Task goal =>
In the rows from the line with "help-icon: ? <box>443 129 457 157</box>" to the line with "code-icon: </> <box>373 132 406 154</box>", change "greeting-text" to "welcome-text" and leave everything else as it is. Give back only those lines.

Dataset records =>
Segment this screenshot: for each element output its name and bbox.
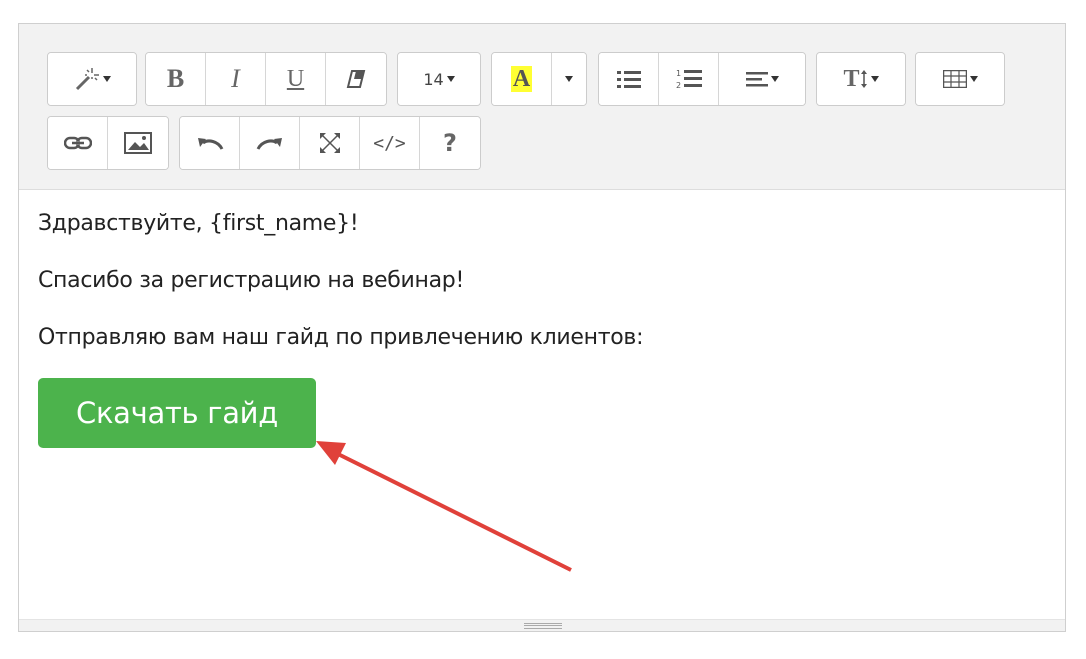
help-icon: ? <box>443 129 457 157</box>
code-view-button[interactable]: </> <box>360 117 420 169</box>
ordered-list-button[interactable]: 1 2 <box>659 53 719 105</box>
font-color-button[interactable]: A <box>492 53 552 105</box>
numbered-list-icon: 1 2 <box>676 69 702 90</box>
underline-icon: U <box>286 65 305 92</box>
table-icon <box>942 70 967 88</box>
svg-text:1: 1 <box>676 69 681 78</box>
greeting-text: Здравствуйте, {first_name}! <box>38 211 359 236</box>
image-icon <box>124 132 152 154</box>
align-left-icon <box>745 72 768 87</box>
code-icon: </> <box>373 132 406 154</box>
fullscreen-button[interactable] <box>300 117 360 169</box>
resize-grip-icon[interactable] <box>524 623 562 629</box>
unordered-list-button[interactable] <box>599 53 659 105</box>
redo-icon <box>256 138 282 150</box>
help-button[interactable]: ? <box>420 117 480 169</box>
editor-content-area[interactable]: Здравствуйте, {first_name}! Спасибо за р… <box>19 191 1065 619</box>
redo-button[interactable] <box>240 117 300 169</box>
thanks-text: Спасибо за регистрацию на вебинар! <box>38 268 464 293</box>
font-style-group: B I U <box>145 52 387 106</box>
editor-resize-bar[interactable] <box>19 619 1065 631</box>
rich-text-editor: B I U 14 A 1 2 T </> ? Здравствуйте, {fi… <box>18 23 1066 632</box>
table-dropdown[interactable] <box>916 53 1004 105</box>
eraser-icon <box>346 70 366 88</box>
undo-button[interactable] <box>180 117 240 169</box>
magic-wand-style-button[interactable] <box>48 53 136 105</box>
chevron-down-icon <box>969 76 978 82</box>
vertical-arrows-icon <box>860 70 867 88</box>
underline-button[interactable]: U <box>266 53 326 105</box>
chevron-down-icon <box>565 76 573 82</box>
text-height-group: T <box>816 52 906 106</box>
chevron-down-icon <box>870 76 879 82</box>
align-dropdown[interactable] <box>719 53 805 105</box>
font-color-dropdown[interactable] <box>552 53 586 105</box>
fullscreen-icon <box>319 133 340 153</box>
italic-button[interactable]: I <box>206 53 266 105</box>
bullet-list-icon <box>616 71 641 88</box>
bold-icon: B <box>166 64 185 93</box>
color-group: A <box>491 52 587 106</box>
style-group <box>47 52 137 106</box>
text-height-icon: T <box>843 65 860 92</box>
link-icon <box>63 136 92 150</box>
chevron-down-icon <box>770 76 779 82</box>
paragraph-group: 1 2 <box>598 52 806 106</box>
magic-wand-icon <box>75 68 99 91</box>
undo-icon <box>197 138 223 150</box>
svg-text:2: 2 <box>676 81 681 90</box>
bold-button[interactable]: B <box>146 53 206 105</box>
insert-image-button[interactable] <box>108 117 168 169</box>
history-group: </> ? <box>179 116 481 170</box>
chevron-down-icon <box>446 76 455 82</box>
editor-toolbar: B I U 14 A 1 2 T </> ? <box>19 24 1065 190</box>
chevron-down-icon <box>102 76 111 82</box>
font-size-value: 14 <box>423 69 444 89</box>
font-color-icon: A <box>510 66 533 92</box>
download-guide-button[interactable]: Скачать гайд <box>38 378 316 448</box>
clear-format-button[interactable] <box>326 53 386 105</box>
guide-text: Отправляю вам наш гайд по привлечению кл… <box>38 325 644 350</box>
line-height-dropdown[interactable]: T <box>817 53 905 105</box>
font-size-dropdown[interactable]: 14 <box>398 53 480 105</box>
insert-group <box>47 116 169 170</box>
table-group <box>915 52 1005 106</box>
italic-icon: I <box>231 64 240 93</box>
insert-link-button[interactable] <box>48 117 108 169</box>
font-size-group: 14 <box>397 52 481 106</box>
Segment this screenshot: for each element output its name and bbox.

Task response =>
help-icon: ? <box>443 129 457 157</box>
code-view-button[interactable]: </> <box>360 117 420 169</box>
ordered-list-button[interactable]: 1 2 <box>659 53 719 105</box>
font-color-button[interactable]: A <box>492 53 552 105</box>
numbered-list-icon: 1 2 <box>676 69 702 90</box>
underline-icon: U <box>286 65 305 92</box>
table-icon <box>942 70 967 88</box>
svg-text:1: 1 <box>676 69 681 78</box>
welcome-text: Здравствуйте, {first_name}! <box>38 211 359 236</box>
image-icon <box>124 132 152 154</box>
align-left-icon <box>745 72 768 87</box>
code-icon: </> <box>373 132 406 154</box>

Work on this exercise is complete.